>> BEGIN Data
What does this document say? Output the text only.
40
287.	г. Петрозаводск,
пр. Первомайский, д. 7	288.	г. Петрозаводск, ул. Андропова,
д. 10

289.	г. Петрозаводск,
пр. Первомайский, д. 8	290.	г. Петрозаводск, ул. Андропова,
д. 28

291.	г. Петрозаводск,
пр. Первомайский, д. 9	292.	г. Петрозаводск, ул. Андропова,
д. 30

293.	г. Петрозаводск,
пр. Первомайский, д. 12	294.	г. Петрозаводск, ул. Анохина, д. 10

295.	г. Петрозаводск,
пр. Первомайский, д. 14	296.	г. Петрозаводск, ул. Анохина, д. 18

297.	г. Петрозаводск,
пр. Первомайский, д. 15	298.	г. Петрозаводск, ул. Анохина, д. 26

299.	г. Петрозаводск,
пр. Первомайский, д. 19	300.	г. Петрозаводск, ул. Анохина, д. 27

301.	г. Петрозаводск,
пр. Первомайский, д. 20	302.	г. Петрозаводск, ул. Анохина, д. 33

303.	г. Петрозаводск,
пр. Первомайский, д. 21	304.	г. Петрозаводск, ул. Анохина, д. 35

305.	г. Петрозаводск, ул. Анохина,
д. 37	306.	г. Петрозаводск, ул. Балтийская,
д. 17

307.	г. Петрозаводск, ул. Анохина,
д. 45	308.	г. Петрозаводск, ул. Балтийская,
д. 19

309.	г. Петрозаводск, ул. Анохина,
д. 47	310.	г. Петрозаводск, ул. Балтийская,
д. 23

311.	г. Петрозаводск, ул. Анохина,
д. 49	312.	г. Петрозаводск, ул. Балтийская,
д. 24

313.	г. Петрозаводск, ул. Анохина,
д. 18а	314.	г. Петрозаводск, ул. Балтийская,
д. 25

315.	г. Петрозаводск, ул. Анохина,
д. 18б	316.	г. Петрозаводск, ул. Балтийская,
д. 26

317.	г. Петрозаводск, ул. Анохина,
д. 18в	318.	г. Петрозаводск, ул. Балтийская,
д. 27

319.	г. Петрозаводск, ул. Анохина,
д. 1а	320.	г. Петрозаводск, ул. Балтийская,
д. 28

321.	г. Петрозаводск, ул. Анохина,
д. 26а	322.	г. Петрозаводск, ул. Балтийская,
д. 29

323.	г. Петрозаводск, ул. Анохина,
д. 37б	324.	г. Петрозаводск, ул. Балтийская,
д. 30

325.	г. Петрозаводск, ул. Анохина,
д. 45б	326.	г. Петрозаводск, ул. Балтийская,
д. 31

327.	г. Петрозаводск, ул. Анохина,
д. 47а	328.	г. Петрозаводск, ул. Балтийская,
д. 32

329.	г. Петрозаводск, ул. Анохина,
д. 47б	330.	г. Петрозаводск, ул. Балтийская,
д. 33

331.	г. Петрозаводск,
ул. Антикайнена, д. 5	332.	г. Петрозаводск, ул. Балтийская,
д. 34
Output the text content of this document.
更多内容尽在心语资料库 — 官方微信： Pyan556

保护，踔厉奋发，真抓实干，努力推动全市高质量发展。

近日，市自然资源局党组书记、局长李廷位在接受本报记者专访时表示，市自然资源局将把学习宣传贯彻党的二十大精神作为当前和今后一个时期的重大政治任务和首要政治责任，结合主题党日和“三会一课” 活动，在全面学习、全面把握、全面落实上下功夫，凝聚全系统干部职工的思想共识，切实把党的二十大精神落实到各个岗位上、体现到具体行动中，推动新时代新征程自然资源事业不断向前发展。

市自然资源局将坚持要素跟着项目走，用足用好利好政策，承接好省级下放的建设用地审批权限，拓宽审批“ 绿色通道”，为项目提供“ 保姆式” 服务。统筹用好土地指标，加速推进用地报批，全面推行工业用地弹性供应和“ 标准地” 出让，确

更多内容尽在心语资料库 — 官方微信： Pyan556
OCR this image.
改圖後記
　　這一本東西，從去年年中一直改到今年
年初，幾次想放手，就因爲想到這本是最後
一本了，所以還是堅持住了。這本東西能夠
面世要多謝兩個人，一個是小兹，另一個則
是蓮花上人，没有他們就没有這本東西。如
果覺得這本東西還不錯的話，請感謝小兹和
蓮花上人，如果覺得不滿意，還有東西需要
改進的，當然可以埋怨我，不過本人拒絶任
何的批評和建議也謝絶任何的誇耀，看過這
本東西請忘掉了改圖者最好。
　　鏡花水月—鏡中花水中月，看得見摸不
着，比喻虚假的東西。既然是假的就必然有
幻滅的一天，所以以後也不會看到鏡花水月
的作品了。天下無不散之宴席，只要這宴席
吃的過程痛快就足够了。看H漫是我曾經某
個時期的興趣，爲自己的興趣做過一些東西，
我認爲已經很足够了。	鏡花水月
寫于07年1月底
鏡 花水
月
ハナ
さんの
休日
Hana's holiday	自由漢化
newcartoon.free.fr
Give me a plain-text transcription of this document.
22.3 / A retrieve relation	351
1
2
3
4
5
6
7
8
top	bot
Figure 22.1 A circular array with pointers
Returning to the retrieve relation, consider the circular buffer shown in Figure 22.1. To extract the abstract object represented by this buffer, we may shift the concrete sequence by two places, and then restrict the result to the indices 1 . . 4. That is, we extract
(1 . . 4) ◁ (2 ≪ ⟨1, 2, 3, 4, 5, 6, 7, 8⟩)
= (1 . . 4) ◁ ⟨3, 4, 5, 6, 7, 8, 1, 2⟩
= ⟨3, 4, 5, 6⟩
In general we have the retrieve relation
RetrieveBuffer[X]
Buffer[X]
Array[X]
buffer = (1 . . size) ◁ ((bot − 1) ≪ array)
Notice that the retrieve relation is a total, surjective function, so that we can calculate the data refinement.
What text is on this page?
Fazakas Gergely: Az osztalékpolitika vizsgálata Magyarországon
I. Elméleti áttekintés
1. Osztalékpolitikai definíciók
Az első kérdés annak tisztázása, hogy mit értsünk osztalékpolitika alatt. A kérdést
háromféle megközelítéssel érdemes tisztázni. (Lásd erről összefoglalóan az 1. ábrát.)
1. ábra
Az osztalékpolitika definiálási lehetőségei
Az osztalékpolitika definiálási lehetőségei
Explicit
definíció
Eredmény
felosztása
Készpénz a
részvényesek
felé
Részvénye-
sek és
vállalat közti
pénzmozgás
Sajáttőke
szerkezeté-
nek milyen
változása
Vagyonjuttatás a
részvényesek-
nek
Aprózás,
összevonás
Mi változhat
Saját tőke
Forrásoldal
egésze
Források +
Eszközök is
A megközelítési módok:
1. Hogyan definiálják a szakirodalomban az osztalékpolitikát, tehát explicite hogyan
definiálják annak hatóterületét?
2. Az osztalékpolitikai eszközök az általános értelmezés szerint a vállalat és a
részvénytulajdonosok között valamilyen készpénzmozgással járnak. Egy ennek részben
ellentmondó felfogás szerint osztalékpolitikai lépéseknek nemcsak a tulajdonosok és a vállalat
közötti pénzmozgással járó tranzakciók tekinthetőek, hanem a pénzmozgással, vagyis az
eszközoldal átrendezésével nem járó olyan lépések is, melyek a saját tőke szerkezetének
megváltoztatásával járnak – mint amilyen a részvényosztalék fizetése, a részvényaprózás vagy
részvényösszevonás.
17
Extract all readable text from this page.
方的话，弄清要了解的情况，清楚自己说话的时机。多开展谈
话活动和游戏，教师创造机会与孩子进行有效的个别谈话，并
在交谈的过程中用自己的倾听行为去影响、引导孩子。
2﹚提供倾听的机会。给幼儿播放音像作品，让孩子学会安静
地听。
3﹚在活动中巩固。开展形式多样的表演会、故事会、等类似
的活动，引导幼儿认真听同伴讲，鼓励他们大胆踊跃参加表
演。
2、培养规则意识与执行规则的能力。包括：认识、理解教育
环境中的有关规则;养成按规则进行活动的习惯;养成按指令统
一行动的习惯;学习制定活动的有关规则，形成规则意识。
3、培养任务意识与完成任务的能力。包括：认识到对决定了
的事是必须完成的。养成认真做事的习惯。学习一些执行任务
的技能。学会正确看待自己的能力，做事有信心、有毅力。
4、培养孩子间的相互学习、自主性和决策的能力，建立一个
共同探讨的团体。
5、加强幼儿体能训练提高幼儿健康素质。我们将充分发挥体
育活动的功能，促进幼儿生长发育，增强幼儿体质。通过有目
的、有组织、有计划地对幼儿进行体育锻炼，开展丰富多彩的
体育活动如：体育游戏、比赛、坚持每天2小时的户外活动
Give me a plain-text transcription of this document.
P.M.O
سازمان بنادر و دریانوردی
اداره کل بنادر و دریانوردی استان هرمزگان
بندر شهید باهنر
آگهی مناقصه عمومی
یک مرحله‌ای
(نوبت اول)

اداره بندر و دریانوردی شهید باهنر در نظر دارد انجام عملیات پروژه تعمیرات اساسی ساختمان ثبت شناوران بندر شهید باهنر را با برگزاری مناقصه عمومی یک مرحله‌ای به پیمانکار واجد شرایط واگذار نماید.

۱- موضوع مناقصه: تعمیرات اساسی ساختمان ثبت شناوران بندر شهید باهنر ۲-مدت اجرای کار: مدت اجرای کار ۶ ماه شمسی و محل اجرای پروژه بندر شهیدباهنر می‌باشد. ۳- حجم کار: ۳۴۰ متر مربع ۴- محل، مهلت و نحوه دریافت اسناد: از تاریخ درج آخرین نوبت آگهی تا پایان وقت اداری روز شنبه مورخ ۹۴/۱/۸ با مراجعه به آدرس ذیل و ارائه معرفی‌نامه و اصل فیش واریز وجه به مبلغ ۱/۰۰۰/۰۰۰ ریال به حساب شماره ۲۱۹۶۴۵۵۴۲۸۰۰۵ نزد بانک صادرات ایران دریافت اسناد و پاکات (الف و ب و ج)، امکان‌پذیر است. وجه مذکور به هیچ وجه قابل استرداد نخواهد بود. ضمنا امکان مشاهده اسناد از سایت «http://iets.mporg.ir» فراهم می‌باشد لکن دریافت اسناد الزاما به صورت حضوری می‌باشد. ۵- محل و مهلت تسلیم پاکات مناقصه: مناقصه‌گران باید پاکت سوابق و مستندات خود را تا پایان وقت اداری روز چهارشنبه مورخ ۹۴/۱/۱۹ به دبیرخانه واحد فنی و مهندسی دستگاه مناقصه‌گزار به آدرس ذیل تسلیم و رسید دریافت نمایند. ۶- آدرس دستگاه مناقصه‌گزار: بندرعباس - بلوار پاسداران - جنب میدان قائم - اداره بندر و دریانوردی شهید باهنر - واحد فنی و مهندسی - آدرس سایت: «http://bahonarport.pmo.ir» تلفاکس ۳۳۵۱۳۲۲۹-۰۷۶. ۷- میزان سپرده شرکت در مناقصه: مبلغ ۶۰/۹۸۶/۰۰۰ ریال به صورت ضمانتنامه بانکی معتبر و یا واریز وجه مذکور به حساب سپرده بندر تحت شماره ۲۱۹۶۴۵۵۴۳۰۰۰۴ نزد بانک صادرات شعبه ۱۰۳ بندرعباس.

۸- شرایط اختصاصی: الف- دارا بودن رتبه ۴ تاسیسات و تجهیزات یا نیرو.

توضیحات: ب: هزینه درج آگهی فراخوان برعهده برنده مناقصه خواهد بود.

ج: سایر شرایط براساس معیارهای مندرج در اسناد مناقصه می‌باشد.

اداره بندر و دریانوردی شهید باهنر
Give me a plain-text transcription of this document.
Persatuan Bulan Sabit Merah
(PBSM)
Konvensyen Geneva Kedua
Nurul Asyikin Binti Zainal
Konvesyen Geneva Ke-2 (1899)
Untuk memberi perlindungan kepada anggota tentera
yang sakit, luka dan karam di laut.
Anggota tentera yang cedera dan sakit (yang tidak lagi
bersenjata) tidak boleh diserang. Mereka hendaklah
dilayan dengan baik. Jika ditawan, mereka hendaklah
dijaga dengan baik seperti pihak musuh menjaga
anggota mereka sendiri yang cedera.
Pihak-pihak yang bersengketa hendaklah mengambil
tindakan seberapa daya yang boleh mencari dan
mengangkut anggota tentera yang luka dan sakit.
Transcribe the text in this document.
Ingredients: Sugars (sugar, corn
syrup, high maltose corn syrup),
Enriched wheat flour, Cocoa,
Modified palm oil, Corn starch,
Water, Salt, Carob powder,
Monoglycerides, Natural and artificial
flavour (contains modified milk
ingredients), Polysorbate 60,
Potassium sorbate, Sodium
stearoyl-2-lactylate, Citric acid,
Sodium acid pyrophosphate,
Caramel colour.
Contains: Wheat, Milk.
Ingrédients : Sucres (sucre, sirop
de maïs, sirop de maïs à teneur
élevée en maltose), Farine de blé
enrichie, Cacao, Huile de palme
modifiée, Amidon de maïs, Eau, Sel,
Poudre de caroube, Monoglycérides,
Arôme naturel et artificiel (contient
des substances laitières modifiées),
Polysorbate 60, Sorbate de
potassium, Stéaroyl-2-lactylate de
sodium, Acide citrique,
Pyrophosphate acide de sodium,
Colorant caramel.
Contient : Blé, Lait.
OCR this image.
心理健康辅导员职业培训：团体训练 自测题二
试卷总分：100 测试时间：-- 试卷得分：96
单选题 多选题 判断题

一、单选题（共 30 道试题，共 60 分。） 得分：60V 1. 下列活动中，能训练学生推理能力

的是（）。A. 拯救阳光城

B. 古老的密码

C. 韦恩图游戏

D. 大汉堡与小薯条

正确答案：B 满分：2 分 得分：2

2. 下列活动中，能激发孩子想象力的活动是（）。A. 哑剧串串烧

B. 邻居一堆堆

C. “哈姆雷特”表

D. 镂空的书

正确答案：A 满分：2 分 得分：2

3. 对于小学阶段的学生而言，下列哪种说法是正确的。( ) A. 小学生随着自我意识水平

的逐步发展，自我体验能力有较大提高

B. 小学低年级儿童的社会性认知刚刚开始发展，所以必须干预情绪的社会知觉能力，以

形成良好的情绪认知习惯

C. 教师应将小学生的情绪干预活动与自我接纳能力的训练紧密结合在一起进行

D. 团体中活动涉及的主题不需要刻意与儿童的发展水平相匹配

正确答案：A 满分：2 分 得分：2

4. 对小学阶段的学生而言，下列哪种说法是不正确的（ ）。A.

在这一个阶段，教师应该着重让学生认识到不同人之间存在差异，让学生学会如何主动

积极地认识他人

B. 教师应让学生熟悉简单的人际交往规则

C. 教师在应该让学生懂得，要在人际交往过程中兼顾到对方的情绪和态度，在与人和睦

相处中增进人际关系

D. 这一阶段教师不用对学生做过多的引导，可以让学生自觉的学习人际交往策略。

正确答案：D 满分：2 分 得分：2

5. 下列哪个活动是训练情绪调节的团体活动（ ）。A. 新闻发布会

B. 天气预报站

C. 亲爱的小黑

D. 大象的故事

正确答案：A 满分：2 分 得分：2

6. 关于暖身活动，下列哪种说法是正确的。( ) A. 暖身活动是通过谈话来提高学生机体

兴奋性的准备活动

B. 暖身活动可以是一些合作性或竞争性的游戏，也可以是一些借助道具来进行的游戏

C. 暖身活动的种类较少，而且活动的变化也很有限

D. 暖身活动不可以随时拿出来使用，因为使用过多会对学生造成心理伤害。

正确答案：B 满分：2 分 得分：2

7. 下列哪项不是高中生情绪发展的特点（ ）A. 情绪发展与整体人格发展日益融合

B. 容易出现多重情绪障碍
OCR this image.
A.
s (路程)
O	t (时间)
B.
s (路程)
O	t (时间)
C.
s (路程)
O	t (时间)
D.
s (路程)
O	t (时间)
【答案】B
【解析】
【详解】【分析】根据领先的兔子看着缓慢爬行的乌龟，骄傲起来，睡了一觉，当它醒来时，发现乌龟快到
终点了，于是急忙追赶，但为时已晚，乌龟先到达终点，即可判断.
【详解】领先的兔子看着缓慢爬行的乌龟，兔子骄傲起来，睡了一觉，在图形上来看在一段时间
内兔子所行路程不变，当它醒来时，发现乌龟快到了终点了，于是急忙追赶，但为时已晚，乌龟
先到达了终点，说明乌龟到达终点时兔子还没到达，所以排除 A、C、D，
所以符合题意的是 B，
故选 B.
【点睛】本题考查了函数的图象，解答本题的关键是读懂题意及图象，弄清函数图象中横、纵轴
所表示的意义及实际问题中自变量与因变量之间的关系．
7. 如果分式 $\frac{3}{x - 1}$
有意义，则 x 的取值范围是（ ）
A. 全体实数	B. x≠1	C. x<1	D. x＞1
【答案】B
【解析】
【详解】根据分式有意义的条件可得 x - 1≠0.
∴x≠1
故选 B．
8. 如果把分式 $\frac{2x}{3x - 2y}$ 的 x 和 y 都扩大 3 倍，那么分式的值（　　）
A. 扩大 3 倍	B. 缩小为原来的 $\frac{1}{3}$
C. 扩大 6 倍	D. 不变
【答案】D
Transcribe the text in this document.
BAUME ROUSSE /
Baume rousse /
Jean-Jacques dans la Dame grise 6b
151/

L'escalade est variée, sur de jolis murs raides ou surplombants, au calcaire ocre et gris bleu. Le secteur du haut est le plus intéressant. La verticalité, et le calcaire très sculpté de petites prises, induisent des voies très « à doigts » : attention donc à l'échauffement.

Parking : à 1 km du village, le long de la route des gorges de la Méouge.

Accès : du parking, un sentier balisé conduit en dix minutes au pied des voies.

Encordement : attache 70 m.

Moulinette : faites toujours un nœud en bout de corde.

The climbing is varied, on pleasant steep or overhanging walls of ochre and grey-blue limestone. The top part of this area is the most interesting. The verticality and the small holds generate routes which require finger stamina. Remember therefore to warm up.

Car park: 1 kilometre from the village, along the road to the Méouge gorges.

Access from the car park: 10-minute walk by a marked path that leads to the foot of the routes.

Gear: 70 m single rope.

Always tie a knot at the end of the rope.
>> END Data
Count the lines in the records above that contain the word "tentera", and give only that number.

3